◆ Required task ◆
Count the lines below that include the word "image" and write that number alone.

(Stored data)
######

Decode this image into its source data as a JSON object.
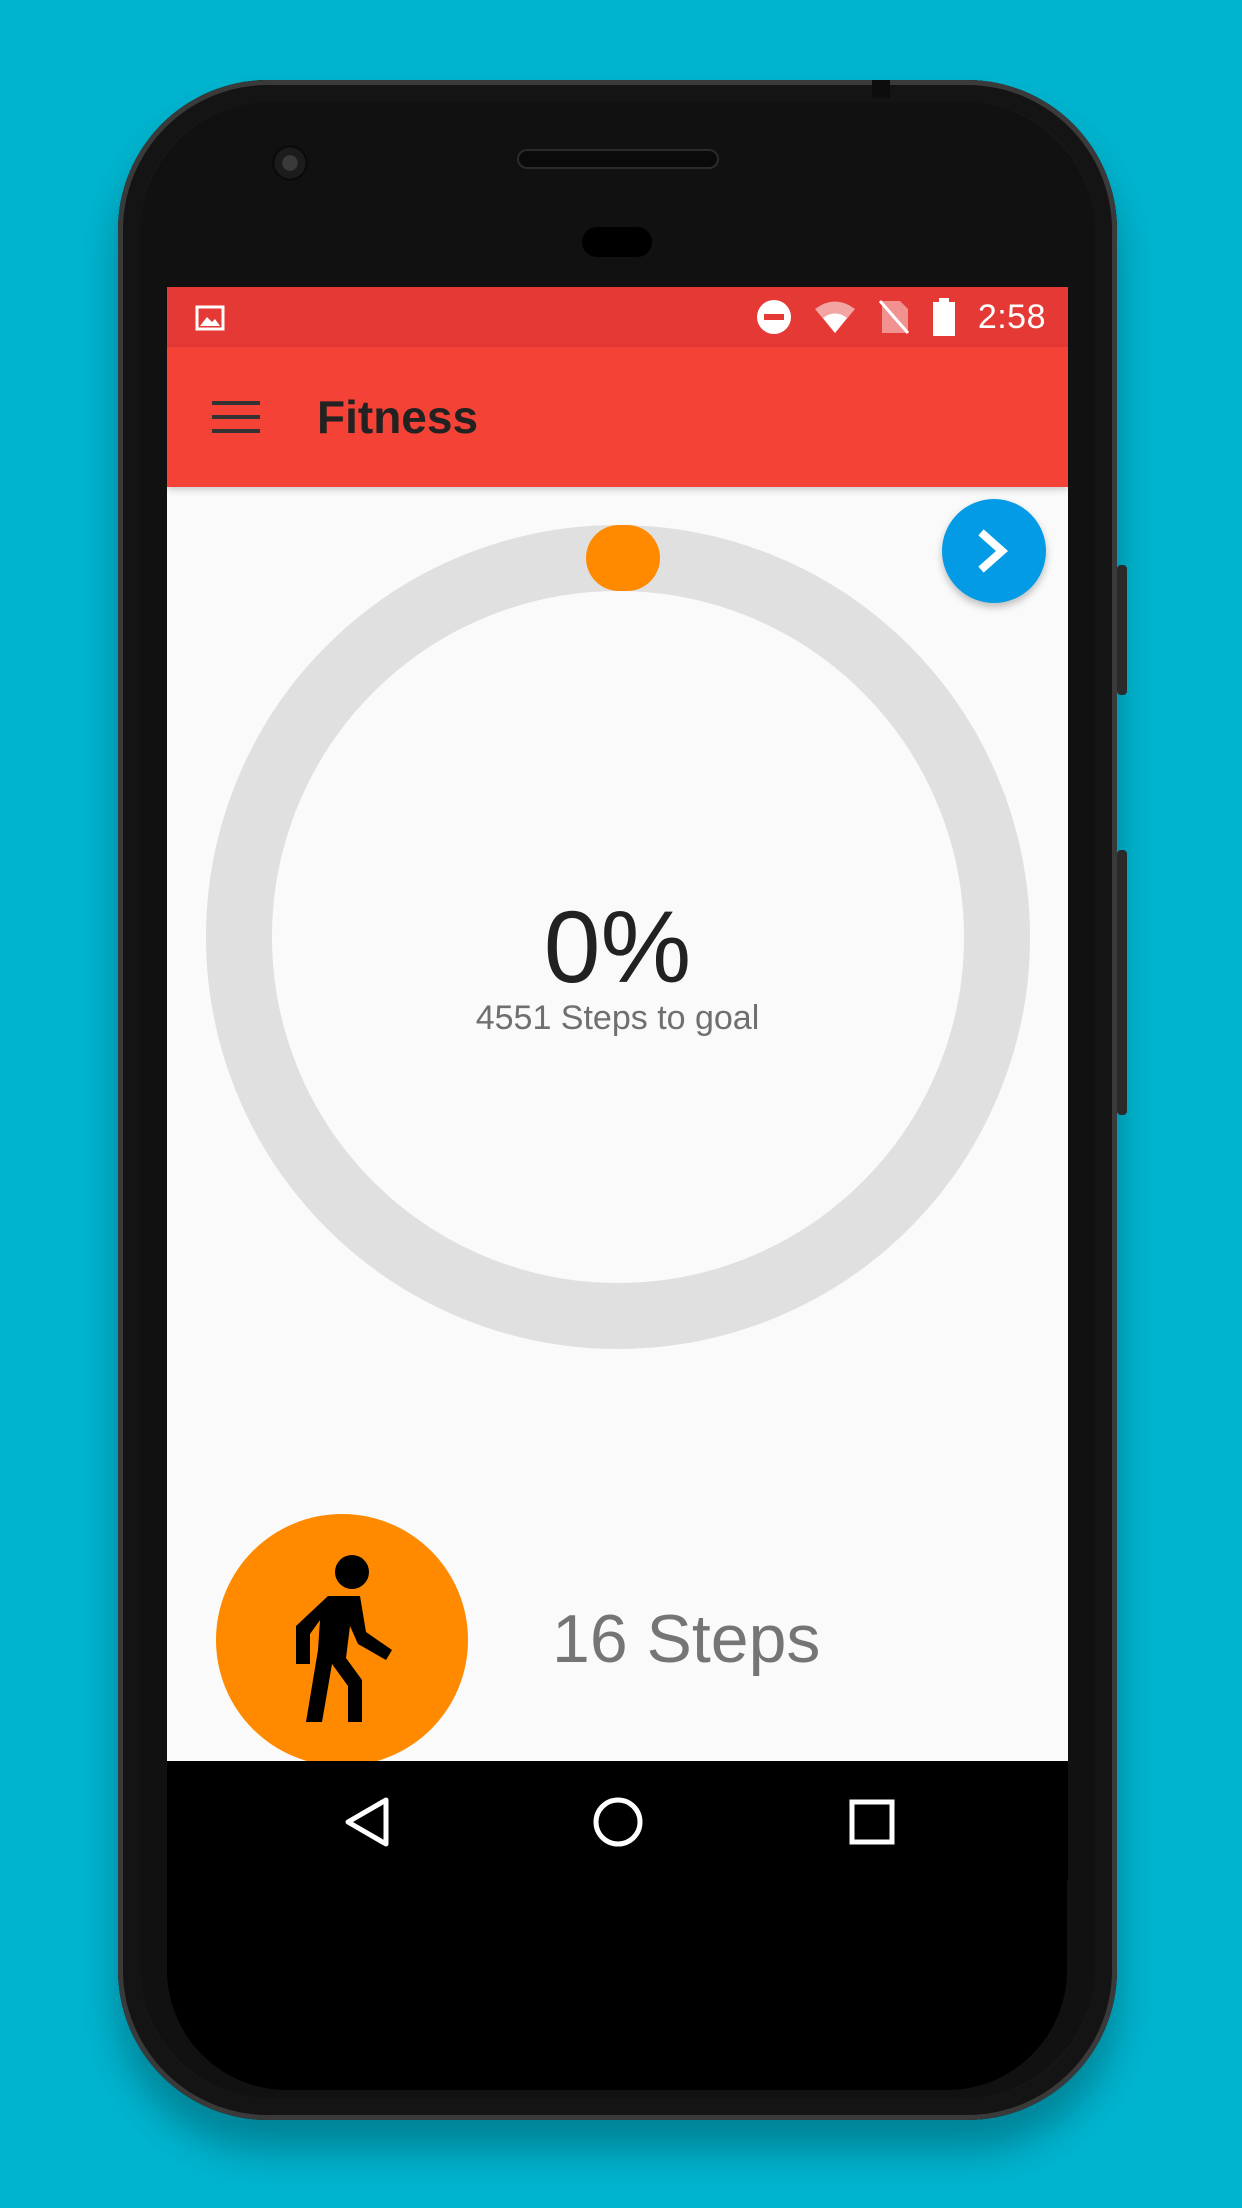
{
  "status_bar": {
    "time": "2:58",
    "icons": [
      "image-notification-icon",
      "do-not-disturb-icon",
      "wifi-icon",
      "no-sim-icon",
      "battery-icon"
    ]
  },
  "toolbar": {
    "title": "Fitness",
    "menu_icon": "hamburger-menu-icon"
  },
  "progress": {
    "percent_label": "0%",
    "percent_value": 0,
    "subtitle": "4551 Steps to goal"
  },
  "steps": {
    "label": "16 Steps"
  },
  "fab": {
    "icon": "chevron-right-icon"
  },
  "nav": {
    "back_icon": "back-icon",
    "home_icon": "home-icon",
    "recents_icon": "recents-icon"
  },
  "colors": {
    "background": "#00b4cf",
    "status_bar": "#e53935",
    "toolbar": "#f44336",
    "fab": "#039be5",
    "ring_track": "#e0e0e0",
    "ring_progress": "#ff8a00",
    "walker_circle": "#ff8a00"
  }
}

######

◆ Task response ◆
2